TASK TO COMPLETE:
Count how many lines of the records below contain the word "Hours", and reply with only that number.

DATA IN THIS EXERCISE:
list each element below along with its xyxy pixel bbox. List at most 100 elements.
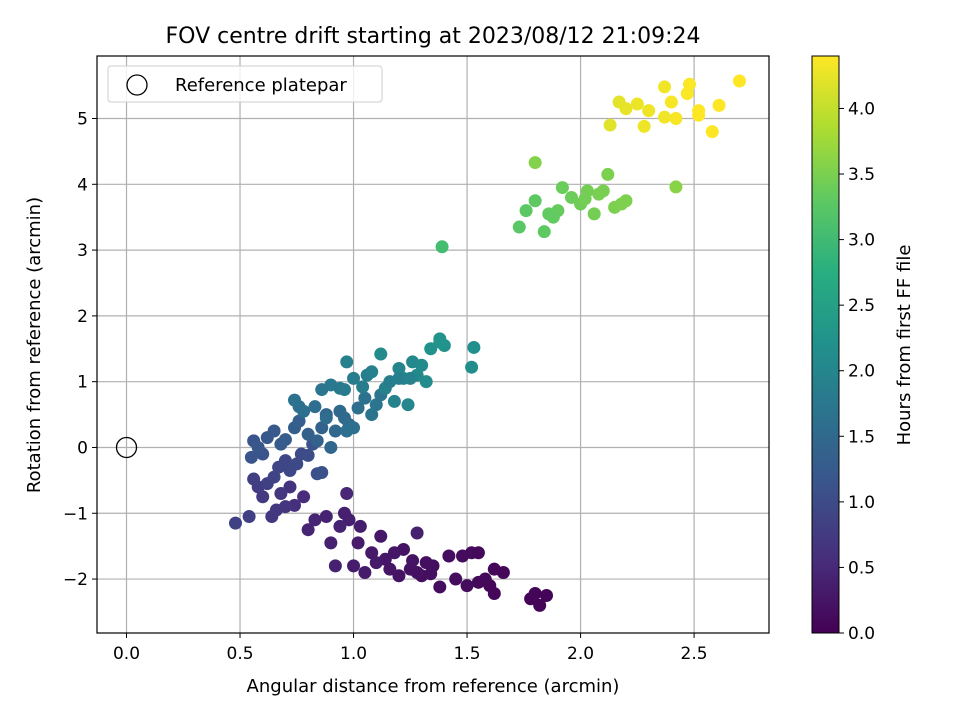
data-point [683, 77, 697, 91]
data-point [533, 598, 547, 612]
data-point [315, 421, 329, 435]
data-point [337, 506, 351, 520]
x-tick-label: 2.5 [681, 644, 708, 664]
reference-marker [115, 436, 138, 459]
data-point [308, 513, 322, 527]
data-point [278, 454, 292, 468]
data-point [419, 375, 433, 389]
data-point [351, 536, 365, 550]
data-point [347, 371, 361, 385]
data-point [251, 440, 265, 454]
data-point [528, 156, 542, 170]
data-point [283, 480, 297, 494]
data-point [297, 404, 311, 418]
colorbar-ticks: 0.0 0.5 1.0 1.5 2.0 2.5 3.0 3.5 4.0 [839, 99, 875, 644]
x-tick-label: 2.0 [567, 644, 594, 664]
colorbar-tick-label: 0.0 [848, 624, 875, 644]
colorbar-gradient [811, 55, 840, 634]
legend-label: Reference platepar [175, 75, 347, 96]
data-point [374, 347, 388, 361]
data-point [328, 559, 342, 573]
x-axis-ticks: 0.0 0.5 1.0 1.5 2.0 2.5 [113, 633, 708, 664]
y-tick-label: 2 [77, 307, 88, 327]
data-point [288, 393, 302, 407]
x-tick-label: 0.0 [113, 644, 140, 664]
data-point [297, 490, 311, 504]
data-point [374, 529, 388, 543]
data-point [705, 125, 719, 139]
x-tick-label: 1.5 [454, 644, 481, 664]
data-point [460, 579, 474, 593]
data-point [732, 74, 746, 88]
data-point [337, 383, 351, 397]
data-point [658, 80, 672, 94]
colorbar-tick-label: 1.5 [848, 427, 875, 447]
data-point [664, 95, 678, 109]
data-point [358, 565, 372, 579]
data-point [328, 424, 342, 438]
colorbar-tick-label: 4.0 [848, 99, 875, 119]
colorbar: 0.0 0.5 1.0 1.5 2.0 2.5 3.0 3.5 4.0 Hours from f… [811, 55, 915, 644]
data-point [274, 487, 288, 501]
data-point [383, 562, 397, 576]
data-point [392, 569, 406, 583]
data-point [247, 472, 261, 486]
x-tick-label: 1.0 [340, 644, 367, 664]
y-tick-label: 1 [77, 373, 88, 393]
data-point [406, 554, 420, 568]
data-point [630, 97, 644, 111]
plot-frame [96, 55, 770, 634]
data-point [340, 355, 354, 369]
data-point [244, 450, 258, 464]
data-point [415, 358, 429, 372]
data-point [301, 523, 315, 537]
y-tick-label: 5 [77, 110, 88, 130]
data-point [278, 433, 292, 447]
colorbar-tick-label: 3.5 [848, 165, 875, 185]
data-point [555, 181, 569, 195]
data-point [319, 510, 333, 524]
data-point [669, 112, 683, 126]
data-point [619, 102, 633, 116]
data-point [658, 110, 672, 124]
data-point [365, 546, 379, 560]
x-tick-label: 0.5 [227, 644, 254, 664]
data-point [433, 335, 447, 349]
data-point [301, 448, 315, 462]
y-axis-ticks: −2 −1 0 1 2 3 4 5 [63, 110, 97, 590]
data-point [401, 398, 415, 412]
data-point [242, 510, 256, 524]
data-point [692, 104, 706, 118]
reference-point [115, 436, 138, 459]
data-point [403, 371, 417, 385]
data-point [519, 204, 533, 218]
data-point [324, 536, 338, 550]
data-point [310, 434, 324, 448]
data-point [540, 588, 554, 602]
colorbar-label: Hours from first FF file [894, 245, 915, 446]
y-axis-label: Rotation from reference (arcmin) [24, 197, 45, 493]
data-point [365, 408, 379, 422]
data-point [290, 457, 304, 471]
y-tick-label: 3 [77, 241, 88, 261]
data-point [319, 411, 333, 425]
colorbar-tick-label: 1.0 [848, 493, 875, 513]
data-point [387, 394, 401, 408]
data-point [546, 210, 560, 224]
data-point [333, 519, 347, 533]
legend: Reference platepar [107, 65, 383, 103]
data-point [587, 207, 601, 221]
data-point [351, 401, 365, 415]
data-point [340, 424, 354, 438]
data-point [267, 470, 281, 484]
legend-box [107, 65, 383, 103]
data-point [471, 546, 485, 560]
data-point [601, 167, 615, 181]
data-point [392, 371, 406, 385]
data-point [340, 487, 354, 501]
data-point [596, 184, 610, 198]
data-point [301, 427, 315, 441]
data-point [356, 380, 370, 394]
data-point [419, 556, 433, 570]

THE RESULT:
2